● Exercise directions: Check each line of the entries below for the string "production"; copy every line where it appears.

(Data excerpts)
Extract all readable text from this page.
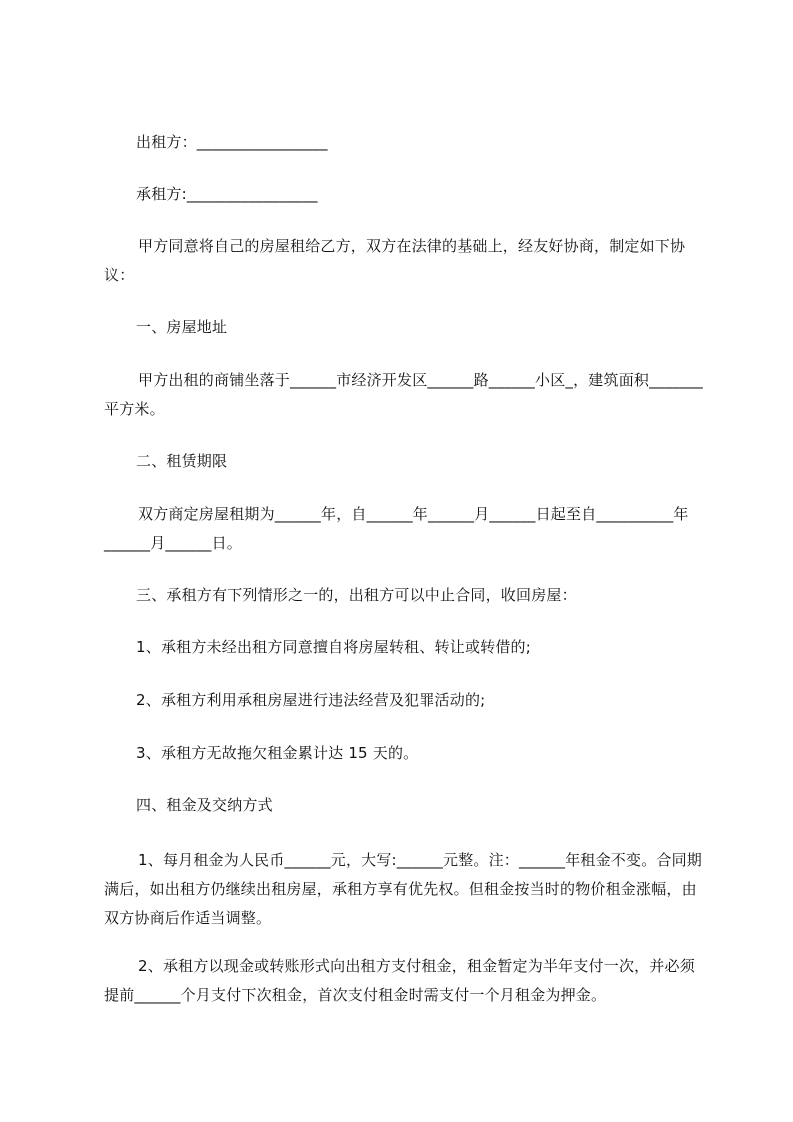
出租方：_________________

承租方:_________________

甲方同意将自己的房屋租给乙方，双方在法律的基础上，经友好协商，制定如下协议：

一、房屋地址

甲方出租的商铺坐落于______市经济开发区______路______小区_，建筑面积_______平方米。

二、租赁期限

双方商定房屋租期为______年，自______年______月______日起至自__________年______月______日。

三、承租方有下列情形之一的，出租方可以中止合同，收回房屋：

1、承租方未经出租方同意擅自将房屋转租、转让或转借的;

2、承租方利用承租房屋进行违法经营及犯罪活动的;

3、承租方无故拖欠租金累计达 15 天的。

四、租金及交纳方式

1、每月租金为人民币______元，大写:______元整。注：______年租金不变。合同期满后，如出租方仍继续出租房屋，承租方享有优先权。但租金按当时的物价租金涨幅，由双方协商后作适当调整。

2、承租方以现金或转账形式向出租方支付租金，租金暂定为半年支付一次，并必须提前______个月支付下次租金，首次支付租金时需支付一个月租金为押金。
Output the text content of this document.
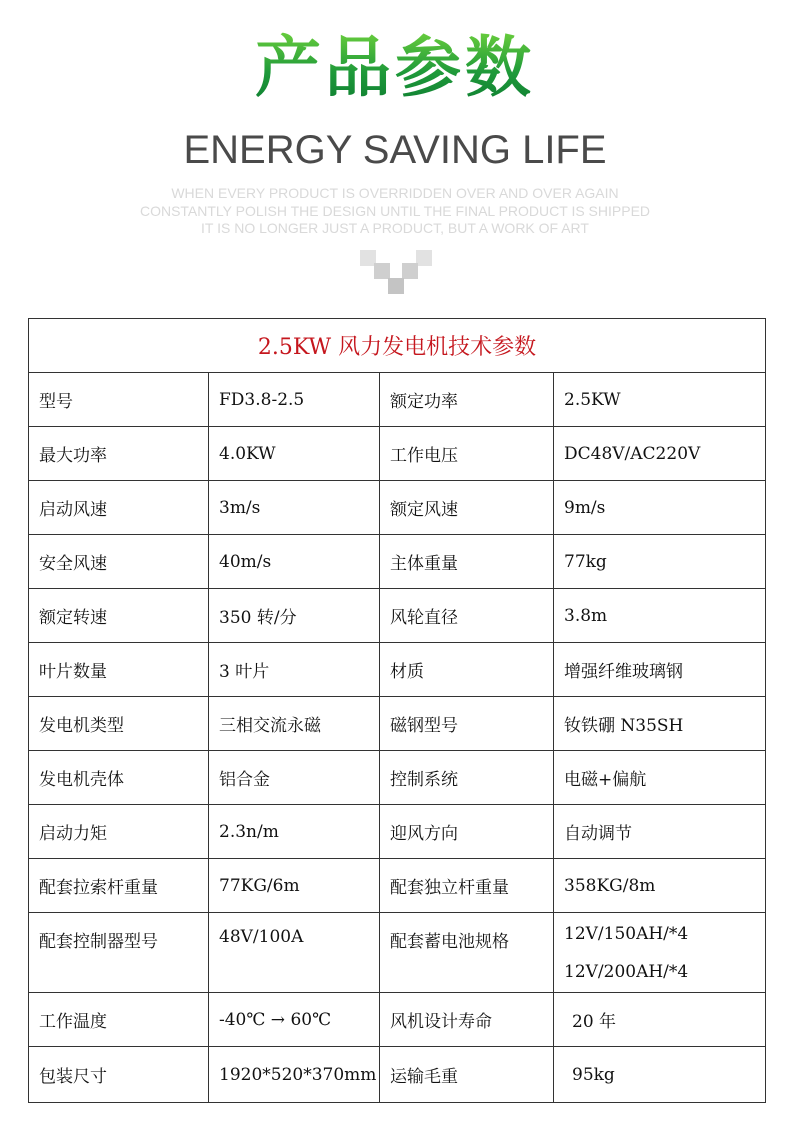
产品参数
ENERGY SAVING LIFE
WHEN EVERY PRODUCT IS OVERRIDDEN OVER AND OVER AGAIN
CONSTANTLY POLISH THE DESIGN UNTIL THE FINAL PRODUCT IS SHIPPED
IT IS NO LONGER JUST A PRODUCT, BUT A WORK OF ART
2.5KW 风力发电机技术参数			
型号	FD3.8-2.5	额定功率	2.5KW
最大功率	4.0KW	工作电压	DC48V/AC220V
启动风速	3m/s	额定风速	9m/s
安全风速	40m/s	主体重量	77kg
额定转速	350 转/分	风轮直径	3.8m
叶片数量	3 叶片	材质	增强纤维玻璃钢
发电机类型	三相交流永磁	磁钢型号	钕铁硼 N35SH
发电机壳体	铝合金	控制系统	电磁+偏航
启动力矩	2.3n/m	迎风方向	自动调节
配套拉索杆重量	77KG/6m	配套独立杆重量	358KG/8m
配套控制器型号	48V/100A	配套蓄电池规格	12V/150AH/*4
12V/200AH/*4

工作温度	-40℃ → 60℃	风机设计寿命	20 年
包装尺寸	1920*520*370mm	运输毛重	95kg
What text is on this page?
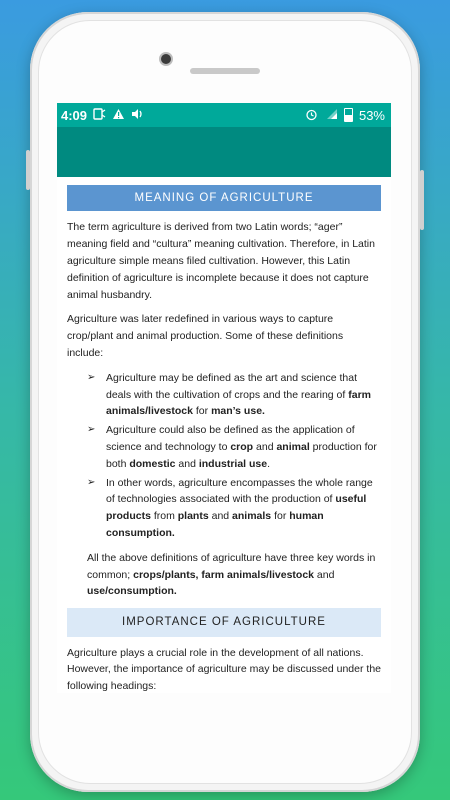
4:09	53%
MEANING OF AGRICULTURE

The term agriculture is derived from two Latin words; “ager” meaning field and “cultura” meaning cultivation. Therefore, in Latin agriculture simple means filed cultivation. However, this Latin definition of agriculture is incomplete because it does not capture animal husbandry.

Agriculture was later redefined in various ways to capture crop/plant and animal production. Some of these definitions include:

➢	Agriculture may be defined as the art and science that deals with the cultivation of crops and the rearing of farm animals/livestock for man’s use.
➢	Agriculture could also be defined as the application of science and technology to crop and animal production for both domestic and industrial use.
➢	In other words, agriculture encompasses the whole range of technologies associated with the production of useful products from plants and animals for human consumption.

All the above definitions of agriculture have three key words in common; crops/plants, farm animals/livestock and use/consumption.

IMPORTANCE OF AGRICULTURE

Agriculture plays a crucial role in the development of all nations. However, the importance of agriculture may be discussed under the following headings:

● Exercise response:
Agriculture was later redefined in various ways to capture crop/plant and animal production. Some of these definitions include:
➢	Agriculture could also be defined as the application of science and technology to crop and animal production for both domestic and industrial use.
➢	In other words, agriculture encompasses the whole range of technologies associated with the production of useful products from plants and animals for human consumption.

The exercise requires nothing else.